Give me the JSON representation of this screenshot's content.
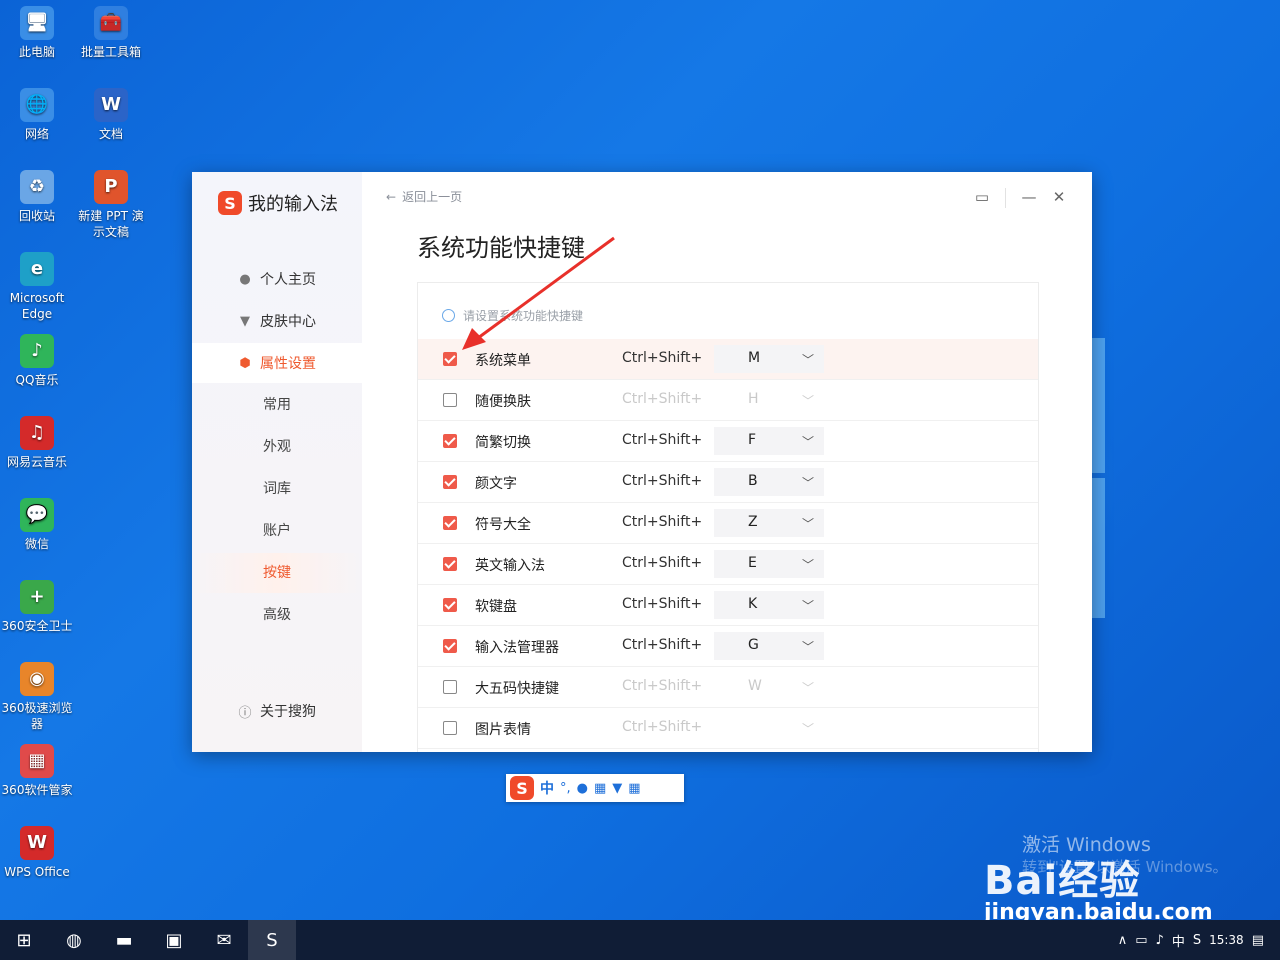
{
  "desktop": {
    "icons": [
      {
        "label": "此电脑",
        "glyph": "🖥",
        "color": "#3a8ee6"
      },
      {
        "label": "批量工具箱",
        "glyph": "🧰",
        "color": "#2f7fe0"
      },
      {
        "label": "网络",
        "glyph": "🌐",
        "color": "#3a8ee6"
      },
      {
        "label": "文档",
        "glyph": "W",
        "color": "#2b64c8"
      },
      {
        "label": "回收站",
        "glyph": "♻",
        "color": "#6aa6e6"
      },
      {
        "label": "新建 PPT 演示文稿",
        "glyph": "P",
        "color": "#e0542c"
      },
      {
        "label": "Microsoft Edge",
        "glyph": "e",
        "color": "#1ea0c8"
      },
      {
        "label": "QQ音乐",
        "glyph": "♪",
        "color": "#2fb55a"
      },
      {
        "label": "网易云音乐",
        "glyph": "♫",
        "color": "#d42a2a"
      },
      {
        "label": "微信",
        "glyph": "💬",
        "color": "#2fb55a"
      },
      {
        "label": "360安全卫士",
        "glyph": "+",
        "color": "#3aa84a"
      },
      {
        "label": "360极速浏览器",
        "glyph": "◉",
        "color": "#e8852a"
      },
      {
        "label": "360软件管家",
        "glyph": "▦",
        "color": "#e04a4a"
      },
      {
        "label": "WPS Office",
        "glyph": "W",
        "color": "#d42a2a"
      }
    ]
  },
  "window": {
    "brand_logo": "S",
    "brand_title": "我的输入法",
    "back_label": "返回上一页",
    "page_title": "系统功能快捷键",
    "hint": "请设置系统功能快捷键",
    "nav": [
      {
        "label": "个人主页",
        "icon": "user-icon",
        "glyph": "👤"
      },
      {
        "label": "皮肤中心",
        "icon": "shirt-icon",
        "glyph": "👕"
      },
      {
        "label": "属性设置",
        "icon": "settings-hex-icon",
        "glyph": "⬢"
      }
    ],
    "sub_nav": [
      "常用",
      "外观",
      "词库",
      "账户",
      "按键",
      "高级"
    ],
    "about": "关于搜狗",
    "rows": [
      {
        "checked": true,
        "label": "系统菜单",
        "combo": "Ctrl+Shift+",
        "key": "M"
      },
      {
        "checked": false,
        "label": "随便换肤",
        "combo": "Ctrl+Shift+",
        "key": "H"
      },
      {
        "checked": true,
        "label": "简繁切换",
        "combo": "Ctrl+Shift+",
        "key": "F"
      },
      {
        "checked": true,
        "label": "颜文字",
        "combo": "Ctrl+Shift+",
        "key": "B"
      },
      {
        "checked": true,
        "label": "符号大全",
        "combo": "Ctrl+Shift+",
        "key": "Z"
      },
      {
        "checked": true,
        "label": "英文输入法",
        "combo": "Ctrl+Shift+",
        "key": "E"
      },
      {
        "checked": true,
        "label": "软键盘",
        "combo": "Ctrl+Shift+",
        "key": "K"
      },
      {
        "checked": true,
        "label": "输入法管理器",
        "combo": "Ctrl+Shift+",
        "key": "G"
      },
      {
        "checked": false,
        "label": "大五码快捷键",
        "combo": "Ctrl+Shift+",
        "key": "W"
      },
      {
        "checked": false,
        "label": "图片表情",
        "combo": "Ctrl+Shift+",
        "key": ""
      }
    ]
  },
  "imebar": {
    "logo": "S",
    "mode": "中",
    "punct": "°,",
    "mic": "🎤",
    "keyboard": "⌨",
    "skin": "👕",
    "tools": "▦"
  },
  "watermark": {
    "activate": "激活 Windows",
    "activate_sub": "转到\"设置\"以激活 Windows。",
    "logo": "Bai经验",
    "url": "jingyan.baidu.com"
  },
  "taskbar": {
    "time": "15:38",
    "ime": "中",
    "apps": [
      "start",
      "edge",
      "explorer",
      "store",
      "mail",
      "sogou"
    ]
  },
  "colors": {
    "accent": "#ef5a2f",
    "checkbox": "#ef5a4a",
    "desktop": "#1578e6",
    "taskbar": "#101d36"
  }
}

▶ **Stated exercise**
Show every line above in which the word "Windows" occurs.

▶ **Response to the task**
    "activate": "激活 Windows",
    "activate_sub": "转到\"设置\"以激活 Windows。",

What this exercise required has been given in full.